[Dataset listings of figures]
--

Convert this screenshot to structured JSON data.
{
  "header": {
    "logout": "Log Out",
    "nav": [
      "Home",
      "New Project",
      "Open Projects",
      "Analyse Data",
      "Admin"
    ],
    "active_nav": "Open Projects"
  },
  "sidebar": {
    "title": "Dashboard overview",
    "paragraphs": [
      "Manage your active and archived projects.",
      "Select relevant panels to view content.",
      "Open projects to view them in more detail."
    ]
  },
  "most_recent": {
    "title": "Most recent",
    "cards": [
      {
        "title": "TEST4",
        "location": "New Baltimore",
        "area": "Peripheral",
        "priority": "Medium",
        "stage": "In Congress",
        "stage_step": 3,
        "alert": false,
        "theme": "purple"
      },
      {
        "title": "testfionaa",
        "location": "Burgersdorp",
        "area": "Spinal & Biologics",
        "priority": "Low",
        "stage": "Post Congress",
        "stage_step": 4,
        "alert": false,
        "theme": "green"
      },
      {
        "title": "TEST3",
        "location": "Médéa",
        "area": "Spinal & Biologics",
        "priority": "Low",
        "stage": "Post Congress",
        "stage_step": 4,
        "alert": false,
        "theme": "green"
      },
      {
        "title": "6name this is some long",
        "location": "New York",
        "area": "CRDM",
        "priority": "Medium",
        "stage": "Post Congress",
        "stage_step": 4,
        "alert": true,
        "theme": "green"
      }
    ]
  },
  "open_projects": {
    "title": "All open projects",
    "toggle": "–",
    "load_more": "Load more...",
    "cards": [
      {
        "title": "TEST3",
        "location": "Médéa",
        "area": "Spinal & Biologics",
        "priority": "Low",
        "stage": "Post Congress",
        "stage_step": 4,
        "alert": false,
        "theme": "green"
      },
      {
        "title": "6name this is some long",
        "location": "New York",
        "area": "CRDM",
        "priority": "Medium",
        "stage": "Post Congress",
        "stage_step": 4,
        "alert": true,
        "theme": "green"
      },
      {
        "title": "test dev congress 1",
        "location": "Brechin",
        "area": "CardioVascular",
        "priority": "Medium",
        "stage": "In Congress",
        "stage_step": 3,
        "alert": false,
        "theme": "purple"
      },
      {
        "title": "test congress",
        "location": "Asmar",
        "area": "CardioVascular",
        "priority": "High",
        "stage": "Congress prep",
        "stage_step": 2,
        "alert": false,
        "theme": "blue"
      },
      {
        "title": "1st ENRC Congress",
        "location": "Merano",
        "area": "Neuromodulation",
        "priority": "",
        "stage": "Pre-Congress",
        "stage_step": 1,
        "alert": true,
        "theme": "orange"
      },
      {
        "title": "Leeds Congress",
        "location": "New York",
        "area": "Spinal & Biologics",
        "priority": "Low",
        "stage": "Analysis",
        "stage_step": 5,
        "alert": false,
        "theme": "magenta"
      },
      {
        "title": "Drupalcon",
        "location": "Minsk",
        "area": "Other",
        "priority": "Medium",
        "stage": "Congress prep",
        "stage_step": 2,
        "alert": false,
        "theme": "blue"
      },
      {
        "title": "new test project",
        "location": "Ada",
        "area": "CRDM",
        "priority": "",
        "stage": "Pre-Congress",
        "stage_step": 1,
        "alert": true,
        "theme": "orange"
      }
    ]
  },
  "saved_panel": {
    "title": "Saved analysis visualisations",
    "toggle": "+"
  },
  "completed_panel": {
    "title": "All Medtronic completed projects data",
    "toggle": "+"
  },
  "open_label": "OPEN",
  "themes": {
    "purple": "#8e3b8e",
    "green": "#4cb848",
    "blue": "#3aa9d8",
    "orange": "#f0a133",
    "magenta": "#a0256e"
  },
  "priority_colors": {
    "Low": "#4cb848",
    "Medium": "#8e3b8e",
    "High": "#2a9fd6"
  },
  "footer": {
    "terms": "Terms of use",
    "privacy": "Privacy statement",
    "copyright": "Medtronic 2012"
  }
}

--

YOUR TASK:
Return the full listing, character for character.

SOLUTION:
Convert this screenshot to structured JSON data.
{
  "header": {
    "logout": "Log Out",
    "nav": [
      "Home",
      "New Project",
      "Open Projects",
      "Analyse Data",
      "Admin"
    ],
    "active_nav": "Open Projects"
  },
  "sidebar": {
    "title": "Dashboard overview",
    "paragraphs": [
      "Manage your active and archived projects.",
      "Select relevant panels to view content.",
      "Open projects to view them in more detail."
    ]
  },
  "most_recent": {
    "title": "Most recent",
    "cards": [
      {
        "title": "TEST4",
        "location": "New Baltimore",
        "area": "Peripheral",
        "priority": "Medium",
        "stage": "In Congress",
        "stage_step": 3,
        "alert": false,
        "theme": "purple"
      },
      {
        "title": "testfionaa",
        "location": "Burgersdorp",
        "area": "Spinal & Biologics",
        "priority": "Low",
        "stage": "Post Congress",
        "stage_step": 4,
        "alert": false,
        "theme": "green"
      },
      {
        "title": "TEST3",
        "location": "Médéa",
        "area": "Spinal & Biologics",
        "priority": "Low",
        "stage": "Post Congress",
        "stage_step": 4,
        "alert": false,
        "theme": "green"
      },
      {
        "title": "6name this is some long",
        "location": "New York",
        "area": "CRDM",
        "priority": "Medium",
        "stage": "Post Congress",
        "stage_step": 4,
        "alert": true,
        "theme": "green"
      }
    ]
  },
  "open_projects": {
    "title": "All open projects",
    "toggle": "–",
    "load_more": "Load more...",
    "cards": [
      {
        "title": "TEST3",
        "location": "Médéa",
        "area": "Spinal & Biologics",
        "priority": "Low",
        "stage": "Post Congress",
        "stage_step": 4,
        "alert": false,
        "theme": "green"
      },
      {
        "title": "6name this is some long",
        "location": "New York",
        "area": "CRDM",
        "priority": "Medium",
        "stage": "Post Congress",
        "stage_step": 4,
        "alert": true,
        "theme": "green"
      },
      {
        "title": "test dev congress 1",
        "location": "Brechin",
        "area": "CardioVascular",
        "priority": "Medium",
        "stage": "In Congress",
        "stage_step": 3,
        "alert": false,
        "theme": "purple"
      },
      {
        "title": "test congress",
        "location": "Asmar",
        "area": "CardioVascular",
        "priority": "High",
        "stage": "Congress prep",
        "stage_step": 2,
        "alert": false,
        "theme": "blue"
      },
      {
        "title": "1st ENRC Congress",
        "location": "Merano",
        "area": "Neuromodulation",
        "priority": "",
        "stage": "Pre-Congress",
        "stage_step": 1,
        "alert": true,
        "theme": "orange"
      },
      {
        "title": "Leeds Congress",
        "location": "New York",
        "area": "Spinal & Biologics",
        "priority": "Low",
        "stage": "Analysis",
        "stage_step": 5,
        "alert": false,
        "theme": "magenta"
      },
      {
        "title": "Drupalcon",
        "location": "Minsk",
        "area": "Other",
        "priority": "Medium",
        "stage": "Congress prep",
        "stage_step": 2,
        "alert": false,
        "theme": "blue"
      },
      {
        "title": "new test project",
        "location": "Ada",
        "area": "CRDM",
        "priority": "",
        "stage": "Pre-Congress",
        "stage_step": 1,
        "alert": true,
        "theme": "orange"
      }
    ]
  },
  "saved_panel": {
    "title": "Saved analysis visualisations",
    "toggle": "+"
  },
  "completed_panel": {
    "title": "All Medtronic completed projects data",
    "toggle": "+"
  },
  "open_label": "OPEN",
  "themes": {
    "purple": "#8e3b8e",
    "green": "#4cb848",
    "blue": "#3aa9d8",
    "orange": "#f0a133",
    "magenta": "#a0256e"
  },
  "priority_colors": {
    "Low": "#4cb848",
    "Medium": "#8e3b8e",
    "High": "#2a9fd6"
  },
  "footer": {
    "terms": "Terms of use",
    "privacy": "Privacy statement",
    "copyright": "Medtronic 2012"
  }
}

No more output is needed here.